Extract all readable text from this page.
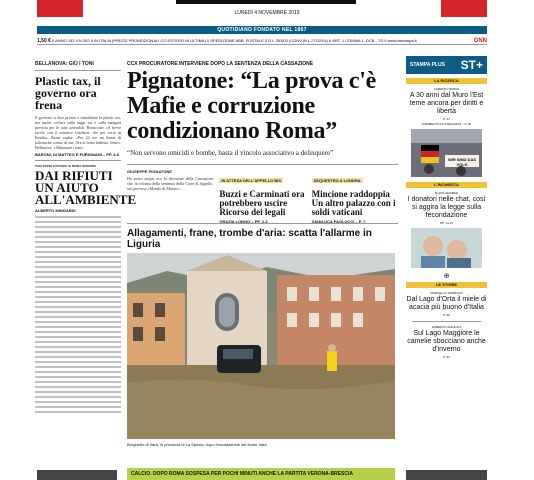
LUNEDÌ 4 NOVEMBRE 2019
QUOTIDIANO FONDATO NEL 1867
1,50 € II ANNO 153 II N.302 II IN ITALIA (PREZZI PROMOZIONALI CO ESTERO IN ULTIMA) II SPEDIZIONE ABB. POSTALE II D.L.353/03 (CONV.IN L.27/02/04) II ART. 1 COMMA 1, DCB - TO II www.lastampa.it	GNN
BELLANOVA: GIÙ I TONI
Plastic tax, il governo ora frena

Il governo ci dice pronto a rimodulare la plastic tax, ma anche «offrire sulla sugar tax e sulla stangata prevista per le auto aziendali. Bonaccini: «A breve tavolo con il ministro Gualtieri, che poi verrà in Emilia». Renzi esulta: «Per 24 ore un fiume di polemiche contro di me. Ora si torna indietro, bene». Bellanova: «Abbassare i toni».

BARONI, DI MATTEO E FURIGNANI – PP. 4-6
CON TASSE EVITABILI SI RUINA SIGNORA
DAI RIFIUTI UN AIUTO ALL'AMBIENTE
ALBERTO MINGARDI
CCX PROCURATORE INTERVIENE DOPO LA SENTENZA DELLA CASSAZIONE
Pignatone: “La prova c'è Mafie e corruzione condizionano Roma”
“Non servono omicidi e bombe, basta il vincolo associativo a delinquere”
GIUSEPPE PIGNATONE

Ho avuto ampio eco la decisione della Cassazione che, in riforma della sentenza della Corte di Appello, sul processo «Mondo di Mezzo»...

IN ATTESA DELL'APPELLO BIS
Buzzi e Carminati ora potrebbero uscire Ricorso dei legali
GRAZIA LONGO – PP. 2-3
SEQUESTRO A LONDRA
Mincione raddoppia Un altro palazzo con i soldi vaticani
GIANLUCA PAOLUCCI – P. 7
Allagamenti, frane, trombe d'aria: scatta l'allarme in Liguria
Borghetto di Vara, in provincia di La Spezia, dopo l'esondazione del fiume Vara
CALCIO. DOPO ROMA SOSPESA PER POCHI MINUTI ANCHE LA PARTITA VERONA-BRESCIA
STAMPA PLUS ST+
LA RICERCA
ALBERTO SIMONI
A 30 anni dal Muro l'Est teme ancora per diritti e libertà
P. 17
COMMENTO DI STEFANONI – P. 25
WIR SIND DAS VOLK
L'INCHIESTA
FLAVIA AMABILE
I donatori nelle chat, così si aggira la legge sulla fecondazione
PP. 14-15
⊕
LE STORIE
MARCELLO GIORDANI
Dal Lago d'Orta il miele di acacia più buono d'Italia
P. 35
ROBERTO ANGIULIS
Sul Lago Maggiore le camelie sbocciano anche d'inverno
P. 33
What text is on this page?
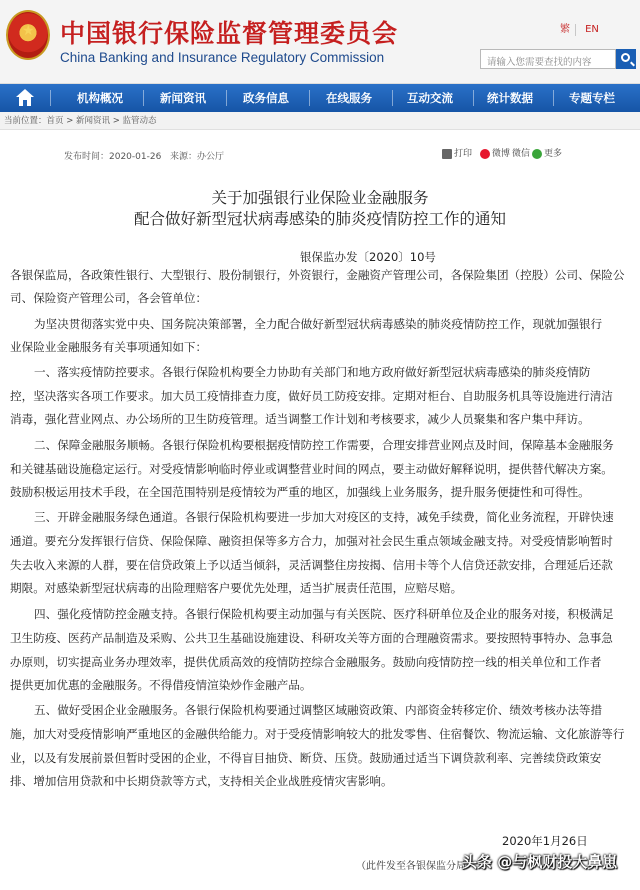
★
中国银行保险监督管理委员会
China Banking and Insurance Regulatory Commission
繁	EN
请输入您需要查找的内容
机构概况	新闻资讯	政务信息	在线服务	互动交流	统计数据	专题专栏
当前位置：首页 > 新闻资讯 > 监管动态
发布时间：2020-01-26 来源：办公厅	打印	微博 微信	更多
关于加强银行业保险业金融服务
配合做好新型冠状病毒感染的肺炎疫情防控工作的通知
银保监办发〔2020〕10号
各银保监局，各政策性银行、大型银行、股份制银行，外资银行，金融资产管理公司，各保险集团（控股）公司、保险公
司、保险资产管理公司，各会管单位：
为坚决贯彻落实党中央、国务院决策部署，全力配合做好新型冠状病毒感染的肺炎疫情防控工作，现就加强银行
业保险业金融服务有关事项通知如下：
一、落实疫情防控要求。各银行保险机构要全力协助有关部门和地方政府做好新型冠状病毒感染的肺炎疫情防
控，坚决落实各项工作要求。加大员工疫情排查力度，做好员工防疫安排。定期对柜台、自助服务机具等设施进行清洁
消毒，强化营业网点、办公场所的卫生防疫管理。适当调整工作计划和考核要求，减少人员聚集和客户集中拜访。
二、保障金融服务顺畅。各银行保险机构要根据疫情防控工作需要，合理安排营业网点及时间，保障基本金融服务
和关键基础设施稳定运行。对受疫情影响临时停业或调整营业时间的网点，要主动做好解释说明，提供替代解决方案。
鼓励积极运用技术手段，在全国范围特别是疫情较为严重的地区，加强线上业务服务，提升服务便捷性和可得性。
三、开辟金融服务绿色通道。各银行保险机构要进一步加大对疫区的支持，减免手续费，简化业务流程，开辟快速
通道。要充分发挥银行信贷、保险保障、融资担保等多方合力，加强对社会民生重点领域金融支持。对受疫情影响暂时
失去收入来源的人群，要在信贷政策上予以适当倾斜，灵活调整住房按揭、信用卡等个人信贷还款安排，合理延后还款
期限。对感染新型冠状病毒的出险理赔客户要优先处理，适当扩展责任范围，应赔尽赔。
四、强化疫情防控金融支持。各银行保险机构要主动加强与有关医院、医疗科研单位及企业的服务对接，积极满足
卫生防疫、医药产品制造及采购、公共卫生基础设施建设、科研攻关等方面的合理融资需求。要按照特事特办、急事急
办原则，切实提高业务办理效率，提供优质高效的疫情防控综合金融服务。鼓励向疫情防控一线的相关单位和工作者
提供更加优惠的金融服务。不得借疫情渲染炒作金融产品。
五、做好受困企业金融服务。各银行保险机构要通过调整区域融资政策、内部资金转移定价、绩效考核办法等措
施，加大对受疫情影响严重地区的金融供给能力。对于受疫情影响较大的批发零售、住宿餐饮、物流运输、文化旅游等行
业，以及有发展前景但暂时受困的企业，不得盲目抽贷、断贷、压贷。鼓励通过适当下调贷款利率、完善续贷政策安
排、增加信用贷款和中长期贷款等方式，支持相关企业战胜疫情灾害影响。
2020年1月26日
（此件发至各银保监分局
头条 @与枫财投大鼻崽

◆ ◆ ◆

## EXERCISE INSTRUCTIONS
Only the number is wanted: how many lines contain the string "page"?

## PROBLEM SOLUTION
2